Stated task: Tally the lines of the listing that contain the string "color". Give the number and nothing else.

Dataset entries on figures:
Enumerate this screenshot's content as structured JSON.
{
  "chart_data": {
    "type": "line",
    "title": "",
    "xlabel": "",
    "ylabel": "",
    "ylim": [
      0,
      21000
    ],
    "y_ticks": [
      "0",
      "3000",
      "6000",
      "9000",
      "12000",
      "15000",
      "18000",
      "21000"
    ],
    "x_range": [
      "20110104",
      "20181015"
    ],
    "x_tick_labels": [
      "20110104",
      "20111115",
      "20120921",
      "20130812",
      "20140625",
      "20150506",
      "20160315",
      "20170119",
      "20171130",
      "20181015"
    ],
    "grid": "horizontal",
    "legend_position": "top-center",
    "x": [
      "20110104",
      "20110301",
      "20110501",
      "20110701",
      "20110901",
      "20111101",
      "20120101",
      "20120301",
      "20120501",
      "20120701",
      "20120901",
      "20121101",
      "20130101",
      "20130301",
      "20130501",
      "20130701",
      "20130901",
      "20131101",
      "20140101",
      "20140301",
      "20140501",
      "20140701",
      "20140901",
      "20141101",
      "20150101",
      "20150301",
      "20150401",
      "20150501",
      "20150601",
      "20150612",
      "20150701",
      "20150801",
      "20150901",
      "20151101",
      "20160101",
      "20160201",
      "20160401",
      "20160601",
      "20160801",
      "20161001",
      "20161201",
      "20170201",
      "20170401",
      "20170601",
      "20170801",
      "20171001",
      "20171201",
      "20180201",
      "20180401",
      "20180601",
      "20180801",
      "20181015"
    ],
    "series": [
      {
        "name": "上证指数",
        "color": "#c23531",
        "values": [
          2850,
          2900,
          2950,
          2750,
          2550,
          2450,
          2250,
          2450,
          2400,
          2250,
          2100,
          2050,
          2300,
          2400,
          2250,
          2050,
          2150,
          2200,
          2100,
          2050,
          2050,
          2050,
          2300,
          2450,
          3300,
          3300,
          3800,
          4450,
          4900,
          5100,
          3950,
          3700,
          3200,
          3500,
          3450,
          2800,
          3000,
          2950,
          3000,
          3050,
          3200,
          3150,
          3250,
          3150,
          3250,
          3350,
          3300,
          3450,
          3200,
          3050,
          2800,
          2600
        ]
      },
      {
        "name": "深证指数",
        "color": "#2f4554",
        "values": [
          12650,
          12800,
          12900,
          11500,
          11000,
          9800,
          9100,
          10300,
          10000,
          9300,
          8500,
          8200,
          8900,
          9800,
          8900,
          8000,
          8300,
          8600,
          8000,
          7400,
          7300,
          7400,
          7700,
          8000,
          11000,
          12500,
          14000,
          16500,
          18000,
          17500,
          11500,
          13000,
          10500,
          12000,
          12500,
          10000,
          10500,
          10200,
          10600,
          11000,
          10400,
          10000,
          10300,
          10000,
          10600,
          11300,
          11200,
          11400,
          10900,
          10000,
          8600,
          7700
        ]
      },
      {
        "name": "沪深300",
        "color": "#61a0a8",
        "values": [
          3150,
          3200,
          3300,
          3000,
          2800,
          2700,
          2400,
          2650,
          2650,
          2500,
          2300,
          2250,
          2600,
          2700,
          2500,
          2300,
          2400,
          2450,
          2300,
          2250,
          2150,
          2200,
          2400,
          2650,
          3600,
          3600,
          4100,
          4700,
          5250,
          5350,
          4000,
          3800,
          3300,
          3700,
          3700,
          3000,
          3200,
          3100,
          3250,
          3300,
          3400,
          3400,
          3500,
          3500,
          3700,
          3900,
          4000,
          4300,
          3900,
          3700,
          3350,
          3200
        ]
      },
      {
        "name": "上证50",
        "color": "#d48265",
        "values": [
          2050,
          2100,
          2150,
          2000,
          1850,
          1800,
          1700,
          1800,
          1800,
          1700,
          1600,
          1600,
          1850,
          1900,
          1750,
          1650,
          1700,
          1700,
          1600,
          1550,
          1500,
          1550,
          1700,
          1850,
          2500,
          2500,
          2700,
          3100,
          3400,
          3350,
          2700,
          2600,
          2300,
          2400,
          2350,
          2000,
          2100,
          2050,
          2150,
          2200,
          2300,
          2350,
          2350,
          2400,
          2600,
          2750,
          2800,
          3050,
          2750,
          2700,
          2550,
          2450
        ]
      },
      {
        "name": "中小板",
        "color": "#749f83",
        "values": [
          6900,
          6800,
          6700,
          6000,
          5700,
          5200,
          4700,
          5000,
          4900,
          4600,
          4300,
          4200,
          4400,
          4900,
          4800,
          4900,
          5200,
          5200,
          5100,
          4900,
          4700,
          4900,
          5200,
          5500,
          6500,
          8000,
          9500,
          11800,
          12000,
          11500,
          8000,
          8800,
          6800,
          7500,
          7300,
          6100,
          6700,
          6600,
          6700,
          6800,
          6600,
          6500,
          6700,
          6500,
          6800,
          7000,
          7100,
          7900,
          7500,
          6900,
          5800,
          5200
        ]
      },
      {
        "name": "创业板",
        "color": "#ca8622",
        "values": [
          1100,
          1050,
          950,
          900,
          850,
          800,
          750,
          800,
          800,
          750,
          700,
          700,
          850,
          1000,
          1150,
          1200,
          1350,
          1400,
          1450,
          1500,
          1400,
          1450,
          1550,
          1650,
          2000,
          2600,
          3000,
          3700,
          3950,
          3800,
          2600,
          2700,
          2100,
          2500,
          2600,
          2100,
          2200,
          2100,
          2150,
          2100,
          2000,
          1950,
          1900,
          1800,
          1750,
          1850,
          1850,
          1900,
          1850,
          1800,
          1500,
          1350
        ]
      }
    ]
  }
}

Task solution: 6